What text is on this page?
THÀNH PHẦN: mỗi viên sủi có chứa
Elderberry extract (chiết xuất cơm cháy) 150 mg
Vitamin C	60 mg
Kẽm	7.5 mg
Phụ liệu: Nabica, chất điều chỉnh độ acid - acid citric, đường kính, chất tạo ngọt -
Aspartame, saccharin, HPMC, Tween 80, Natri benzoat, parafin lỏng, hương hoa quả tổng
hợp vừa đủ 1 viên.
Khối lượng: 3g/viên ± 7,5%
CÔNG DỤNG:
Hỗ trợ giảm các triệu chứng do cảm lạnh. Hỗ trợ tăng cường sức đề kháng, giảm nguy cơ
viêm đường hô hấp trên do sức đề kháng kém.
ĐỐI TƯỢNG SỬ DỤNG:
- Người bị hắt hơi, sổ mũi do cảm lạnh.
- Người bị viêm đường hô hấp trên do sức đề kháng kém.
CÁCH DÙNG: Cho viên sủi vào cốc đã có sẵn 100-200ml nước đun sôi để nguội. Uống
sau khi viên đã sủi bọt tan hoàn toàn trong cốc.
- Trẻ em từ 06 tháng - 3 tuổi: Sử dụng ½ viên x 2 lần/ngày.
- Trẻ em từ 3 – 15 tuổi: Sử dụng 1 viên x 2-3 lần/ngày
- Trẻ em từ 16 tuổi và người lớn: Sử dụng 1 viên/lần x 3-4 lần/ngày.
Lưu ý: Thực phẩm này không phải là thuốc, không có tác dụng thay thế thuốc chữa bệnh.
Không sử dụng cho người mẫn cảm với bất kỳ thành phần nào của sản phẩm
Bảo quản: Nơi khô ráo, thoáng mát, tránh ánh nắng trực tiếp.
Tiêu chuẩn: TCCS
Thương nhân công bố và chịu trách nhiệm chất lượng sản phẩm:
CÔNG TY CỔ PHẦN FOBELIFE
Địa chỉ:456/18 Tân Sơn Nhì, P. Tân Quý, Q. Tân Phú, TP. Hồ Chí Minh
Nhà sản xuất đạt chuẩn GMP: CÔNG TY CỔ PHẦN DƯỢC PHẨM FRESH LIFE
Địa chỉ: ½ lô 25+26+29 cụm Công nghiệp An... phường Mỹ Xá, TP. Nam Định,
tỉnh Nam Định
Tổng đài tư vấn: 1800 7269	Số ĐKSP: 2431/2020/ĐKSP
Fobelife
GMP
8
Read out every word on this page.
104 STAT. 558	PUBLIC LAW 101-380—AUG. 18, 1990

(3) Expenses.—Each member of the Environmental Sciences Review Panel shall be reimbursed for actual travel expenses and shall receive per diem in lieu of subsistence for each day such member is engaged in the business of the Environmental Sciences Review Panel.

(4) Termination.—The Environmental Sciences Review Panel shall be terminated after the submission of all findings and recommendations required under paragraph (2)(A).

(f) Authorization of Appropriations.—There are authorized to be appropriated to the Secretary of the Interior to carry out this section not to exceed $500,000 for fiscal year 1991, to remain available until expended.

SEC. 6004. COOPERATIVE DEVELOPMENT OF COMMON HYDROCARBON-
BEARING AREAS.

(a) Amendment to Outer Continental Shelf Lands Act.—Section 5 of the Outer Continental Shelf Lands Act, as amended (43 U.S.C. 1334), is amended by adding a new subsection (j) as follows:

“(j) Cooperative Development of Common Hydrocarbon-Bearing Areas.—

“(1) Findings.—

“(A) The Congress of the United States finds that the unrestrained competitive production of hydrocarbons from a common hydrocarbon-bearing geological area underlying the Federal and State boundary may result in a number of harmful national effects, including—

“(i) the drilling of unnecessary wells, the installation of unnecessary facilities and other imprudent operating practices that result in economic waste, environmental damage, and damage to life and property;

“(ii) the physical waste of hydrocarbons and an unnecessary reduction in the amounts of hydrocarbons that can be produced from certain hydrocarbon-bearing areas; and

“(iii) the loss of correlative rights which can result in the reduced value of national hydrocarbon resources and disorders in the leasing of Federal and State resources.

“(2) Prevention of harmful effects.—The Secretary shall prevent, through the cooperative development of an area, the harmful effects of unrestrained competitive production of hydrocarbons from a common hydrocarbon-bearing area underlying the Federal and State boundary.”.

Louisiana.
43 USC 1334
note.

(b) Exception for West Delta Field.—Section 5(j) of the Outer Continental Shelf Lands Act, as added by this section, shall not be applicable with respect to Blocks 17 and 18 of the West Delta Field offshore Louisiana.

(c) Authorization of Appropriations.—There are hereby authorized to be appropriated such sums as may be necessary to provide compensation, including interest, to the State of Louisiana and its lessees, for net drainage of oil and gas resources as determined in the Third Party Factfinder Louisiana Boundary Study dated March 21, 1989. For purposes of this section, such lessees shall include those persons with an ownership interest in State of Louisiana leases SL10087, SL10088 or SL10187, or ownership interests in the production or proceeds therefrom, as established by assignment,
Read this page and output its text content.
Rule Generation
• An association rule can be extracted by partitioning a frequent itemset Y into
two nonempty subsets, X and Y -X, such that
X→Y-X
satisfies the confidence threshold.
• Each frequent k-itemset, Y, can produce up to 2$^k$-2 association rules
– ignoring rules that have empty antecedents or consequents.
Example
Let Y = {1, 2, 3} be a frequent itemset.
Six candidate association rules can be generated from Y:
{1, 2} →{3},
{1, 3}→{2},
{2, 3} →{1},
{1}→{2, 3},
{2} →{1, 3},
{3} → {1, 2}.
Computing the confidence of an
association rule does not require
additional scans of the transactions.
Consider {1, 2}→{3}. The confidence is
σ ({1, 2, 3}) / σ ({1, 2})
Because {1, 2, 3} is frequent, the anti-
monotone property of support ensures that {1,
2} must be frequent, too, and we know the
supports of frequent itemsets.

- - -

Using the records above, please retype only the run of lines from the line holding "Read this page and output its text content." through the last line, both ends included.

Read this page and output its text content.
Rule Generation
• An association rule can be extracted by partitioning a frequent itemset Y into
two nonempty subsets, X and Y -X, such that
X→Y-X
satisfies the confidence threshold.
• Each frequent k-itemset, Y, can produce up to 2$^k$-2 association rules
– ignoring rules that have empty antecedents or consequents.
Example
Let Y = {1, 2, 3} be a frequent itemset.
Six candidate association rules can be generated from Y:
{1, 2} →{3},
{1, 3}→{2},
{2, 3} →{1},
{1}→{2, 3},
{2} →{1, 3},
{3} → {1, 2}.
Computing the confidence of an
association rule does not require
additional scans of the transactions.
Consider {1, 2}→{3}. The confidence is
σ ({1, 2, 3}) / σ ({1, 2})
Because {1, 2, 3} is frequent, the anti-
monotone property of support ensures that {1,
2} must be frequent, too, and we know the
supports of frequent itemsets.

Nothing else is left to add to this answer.